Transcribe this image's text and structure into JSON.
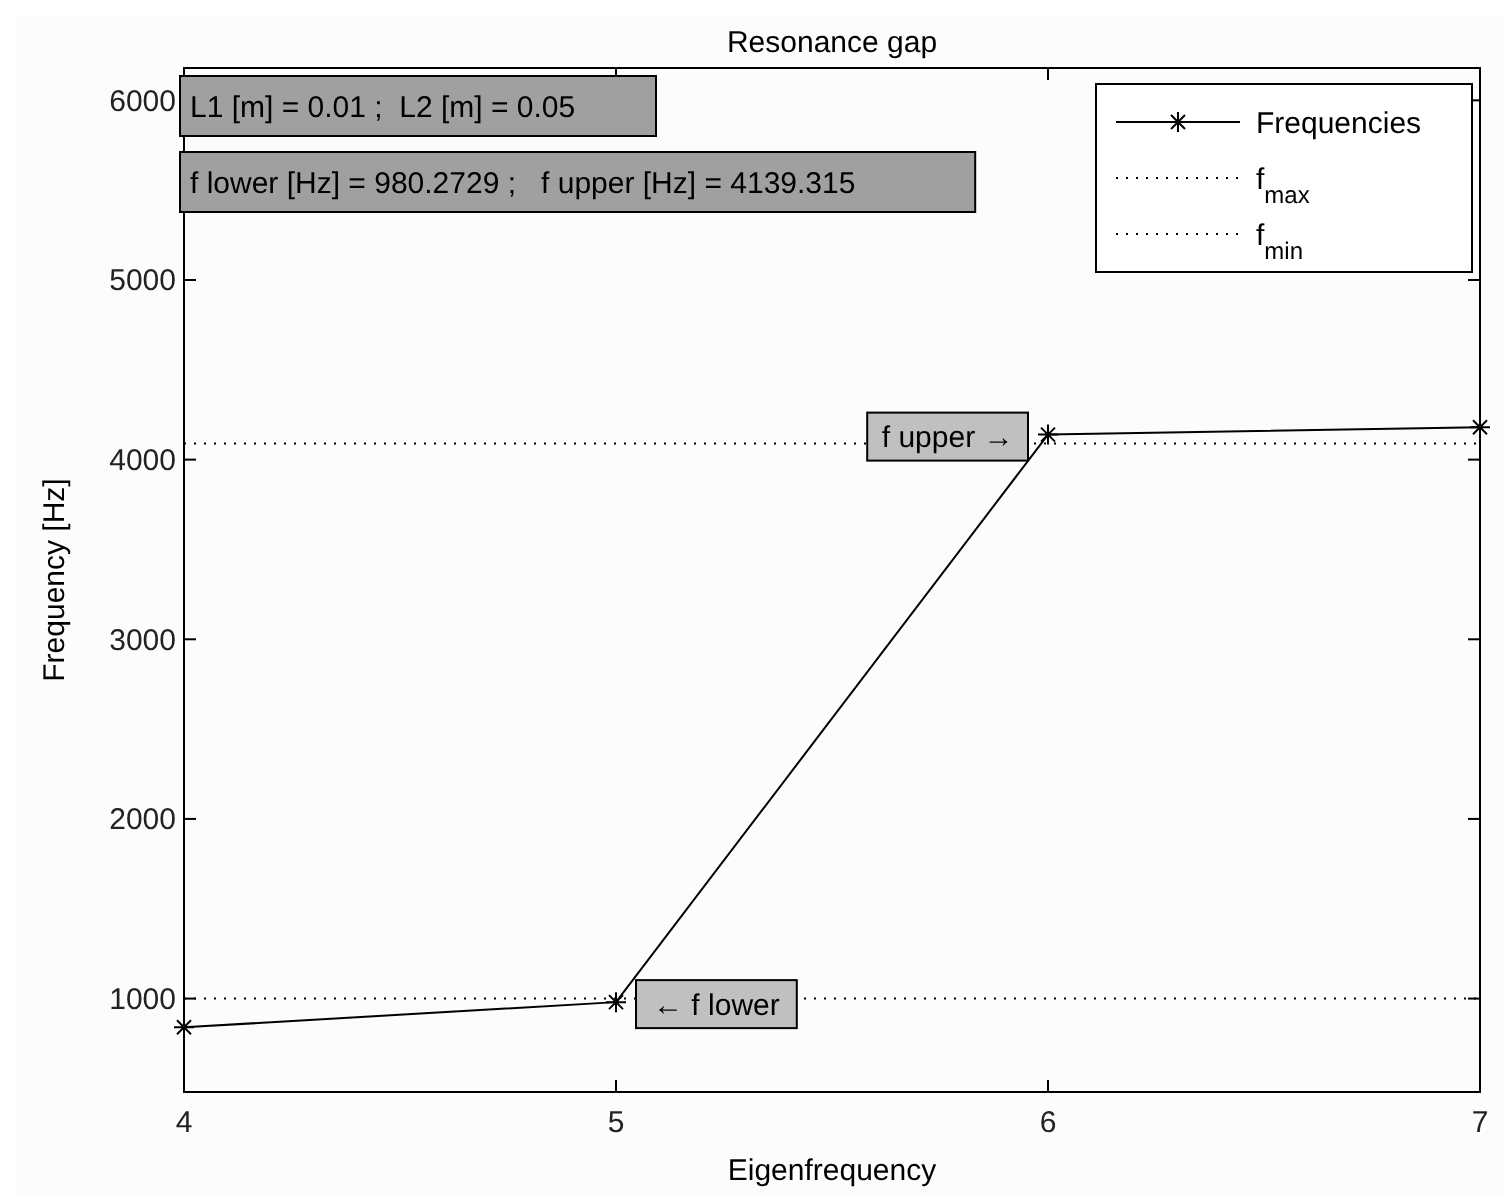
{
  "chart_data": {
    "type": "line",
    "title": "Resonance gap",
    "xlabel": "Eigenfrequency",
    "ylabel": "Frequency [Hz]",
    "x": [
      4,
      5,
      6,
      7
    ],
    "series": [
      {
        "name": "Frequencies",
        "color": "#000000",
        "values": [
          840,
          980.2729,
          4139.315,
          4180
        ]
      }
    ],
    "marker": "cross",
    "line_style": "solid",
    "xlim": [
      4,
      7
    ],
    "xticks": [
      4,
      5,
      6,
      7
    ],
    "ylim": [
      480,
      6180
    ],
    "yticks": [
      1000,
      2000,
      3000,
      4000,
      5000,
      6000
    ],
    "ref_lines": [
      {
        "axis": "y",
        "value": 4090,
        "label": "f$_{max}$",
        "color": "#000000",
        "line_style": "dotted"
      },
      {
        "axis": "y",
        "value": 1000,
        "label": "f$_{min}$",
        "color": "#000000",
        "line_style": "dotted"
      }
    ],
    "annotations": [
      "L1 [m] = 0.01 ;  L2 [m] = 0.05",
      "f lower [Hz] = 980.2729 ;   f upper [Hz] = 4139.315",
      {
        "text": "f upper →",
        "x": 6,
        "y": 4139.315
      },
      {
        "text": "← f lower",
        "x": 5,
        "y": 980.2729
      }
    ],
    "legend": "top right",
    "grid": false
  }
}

# PROMPT
Transcribe all of the material exactly, leaving out whatever pictures it contains.

# OUTPUT FOR THIS TASK
Transcribe this image's text and structure into JSON.
{
  "chart_data": {
    "type": "line",
    "title": "Resonance gap",
    "xlabel": "Eigenfrequency",
    "ylabel": "Frequency [Hz]",
    "x": [
      4,
      5,
      6,
      7
    ],
    "series": [
      {
        "name": "Frequencies",
        "color": "#000000",
        "values": [
          840,
          980.2729,
          4139.315,
          4180
        ]
      }
    ],
    "marker": "cross",
    "line_style": "solid",
    "xlim": [
      4,
      7
    ],
    "xticks": [
      4,
      5,
      6,
      7
    ],
    "ylim": [
      480,
      6180
    ],
    "yticks": [
      1000,
      2000,
      3000,
      4000,
      5000,
      6000
    ],
    "ref_lines": [
      {
        "axis": "y",
        "value": 4090,
        "label": "f$_{max}$",
        "color": "#000000",
        "line_style": "dotted"
      },
      {
        "axis": "y",
        "value": 1000,
        "label": "f$_{min}$",
        "color": "#000000",
        "line_style": "dotted"
      }
    ],
    "annotations": [
      "L1 [m] = 0.01 ;  L2 [m] = 0.05",
      "f lower [Hz] = 980.2729 ;   f upper [Hz] = 4139.315",
      {
        "text": "f upper →",
        "x": 6,
        "y": 4139.315
      },
      {
        "text": "← f lower",
        "x": 5,
        "y": 980.2729
      }
    ],
    "legend": "top right",
    "grid": false
  }
}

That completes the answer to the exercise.